[Items listed in a dataset]
# # # # #

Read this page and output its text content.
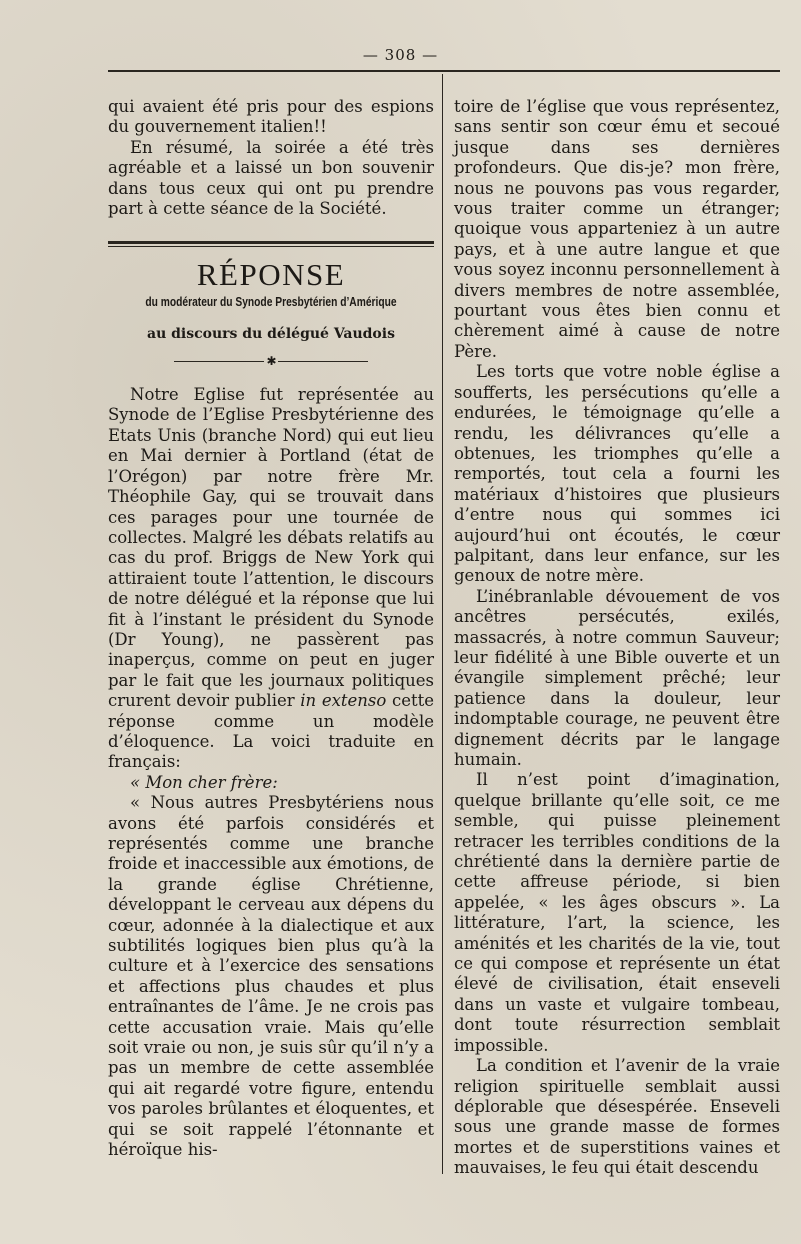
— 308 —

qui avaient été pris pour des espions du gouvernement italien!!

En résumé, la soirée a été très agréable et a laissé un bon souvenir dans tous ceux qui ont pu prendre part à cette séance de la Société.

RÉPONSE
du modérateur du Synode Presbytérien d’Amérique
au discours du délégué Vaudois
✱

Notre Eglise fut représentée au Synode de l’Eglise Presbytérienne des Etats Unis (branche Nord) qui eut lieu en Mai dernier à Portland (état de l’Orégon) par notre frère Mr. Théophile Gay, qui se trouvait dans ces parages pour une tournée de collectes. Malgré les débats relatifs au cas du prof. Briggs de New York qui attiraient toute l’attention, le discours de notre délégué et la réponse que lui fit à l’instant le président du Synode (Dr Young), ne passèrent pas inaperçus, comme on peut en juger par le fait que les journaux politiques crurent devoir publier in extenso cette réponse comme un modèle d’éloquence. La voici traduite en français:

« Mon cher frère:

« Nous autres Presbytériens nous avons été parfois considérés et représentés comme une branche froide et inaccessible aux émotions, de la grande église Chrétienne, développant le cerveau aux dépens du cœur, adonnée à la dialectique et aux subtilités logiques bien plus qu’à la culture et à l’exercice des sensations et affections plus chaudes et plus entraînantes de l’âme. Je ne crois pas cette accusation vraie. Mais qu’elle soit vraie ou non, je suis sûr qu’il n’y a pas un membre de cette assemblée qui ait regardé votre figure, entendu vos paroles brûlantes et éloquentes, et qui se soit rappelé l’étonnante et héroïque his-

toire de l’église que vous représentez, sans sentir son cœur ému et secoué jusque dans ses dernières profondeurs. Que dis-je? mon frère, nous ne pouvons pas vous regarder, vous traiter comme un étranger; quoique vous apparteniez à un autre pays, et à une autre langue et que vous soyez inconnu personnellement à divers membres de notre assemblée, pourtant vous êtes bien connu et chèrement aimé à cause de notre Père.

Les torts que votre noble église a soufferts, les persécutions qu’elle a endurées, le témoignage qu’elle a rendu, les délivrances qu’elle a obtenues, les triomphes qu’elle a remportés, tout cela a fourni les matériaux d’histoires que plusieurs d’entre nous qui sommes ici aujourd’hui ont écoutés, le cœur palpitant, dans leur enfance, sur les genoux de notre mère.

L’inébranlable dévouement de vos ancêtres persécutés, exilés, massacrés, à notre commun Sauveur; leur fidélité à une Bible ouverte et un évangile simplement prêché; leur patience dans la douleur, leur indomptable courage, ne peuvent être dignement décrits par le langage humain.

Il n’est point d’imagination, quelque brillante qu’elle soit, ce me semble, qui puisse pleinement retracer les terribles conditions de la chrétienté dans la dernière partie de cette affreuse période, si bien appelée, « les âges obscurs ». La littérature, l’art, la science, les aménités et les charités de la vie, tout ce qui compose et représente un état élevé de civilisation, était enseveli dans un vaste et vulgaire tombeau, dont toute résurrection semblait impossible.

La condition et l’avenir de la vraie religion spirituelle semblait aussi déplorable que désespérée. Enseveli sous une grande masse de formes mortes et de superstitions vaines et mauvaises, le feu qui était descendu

# # # # #

*GOAL OF THE EXERCISE:*
Omit each picture, then return all of the listing exactly as it stands.

*FINISHED TASK:*
Read this page and output its text content.
— 308 —

qui avaient été pris pour des espions du gouvernement italien!!

En résumé, la soirée a été très agréable et a laissé un bon souvenir dans tous ceux qui ont pu prendre part à cette séance de la Société.

RÉPONSE
du modérateur du Synode Presbytérien d’Amérique
au discours du délégué Vaudois
✱

Notre Eglise fut représentée au Synode de l’Eglise Presbytérienne des Etats Unis (branche Nord) qui eut lieu en Mai dernier à Portland (état de l’Orégon) par notre frère Mr. Théophile Gay, qui se trouvait dans ces parages pour une tournée de collectes. Malgré les débats relatifs au cas du prof. Briggs de New York qui attiraient toute l’attention, le discours de notre délégué et la réponse que lui fit à l’instant le président du Synode (Dr Young), ne passèrent pas inaperçus, comme on peut en juger par le fait que les journaux politiques crurent devoir publier in extenso cette réponse comme un modèle d’éloquence. La voici traduite en français:

« Mon cher frère:

« Nous autres Presbytériens nous avons été parfois considérés et représentés comme une branche froide et inaccessible aux émotions, de la grande église Chrétienne, développant le cerveau aux dépens du cœur, adonnée à la dialectique et aux subtilités logiques bien plus qu’à la culture et à l’exercice des sensations et affections plus chaudes et plus entraînantes de l’âme. Je ne crois pas cette accusation vraie. Mais qu’elle soit vraie ou non, je suis sûr qu’il n’y a pas un membre de cette assemblée qui ait regardé votre figure, entendu vos paroles brûlantes et éloquentes, et qui se soit rappelé l’étonnante et héroïque his-

toire de l’église que vous représentez, sans sentir son cœur ému et secoué jusque dans ses dernières profondeurs. Que dis-je? mon frère, nous ne pouvons pas vous regarder, vous traiter comme un étranger; quoique vous apparteniez à un autre pays, et à une autre langue et que vous soyez inconnu personnellement à divers membres de notre assemblée, pourtant vous êtes bien connu et chèrement aimé à cause de notre Père.

Les torts que votre noble église a soufferts, les persécutions qu’elle a endurées, le témoignage qu’elle a rendu, les délivrances qu’elle a obtenues, les triomphes qu’elle a remportés, tout cela a fourni les matériaux d’histoires que plusieurs d’entre nous qui sommes ici aujourd’hui ont écoutés, le cœur palpitant, dans leur enfance, sur les genoux de notre mère.

L’inébranlable dévouement de vos ancêtres persécutés, exilés, massacrés, à notre commun Sauveur; leur fidélité à une Bible ouverte et un évangile simplement prêché; leur patience dans la douleur, leur indomptable courage, ne peuvent être dignement décrits par le langage humain.

Il n’est point d’imagination, quelque brillante qu’elle soit, ce me semble, qui puisse pleinement retracer les terribles conditions de la chrétienté dans la dernière partie de cette affreuse période, si bien appelée, « les âges obscurs ». La littérature, l’art, la science, les aménités et les charités de la vie, tout ce qui compose et représente un état élevé de civilisation, était enseveli dans un vaste et vulgaire tombeau, dont toute résurrection semblait impossible.

La condition et l’avenir de la vraie religion spirituelle semblait aussi déplorable que désespérée. Enseveli sous une grande masse de formes mortes et de superstitions vaines et mauvaises, le feu qui était descendu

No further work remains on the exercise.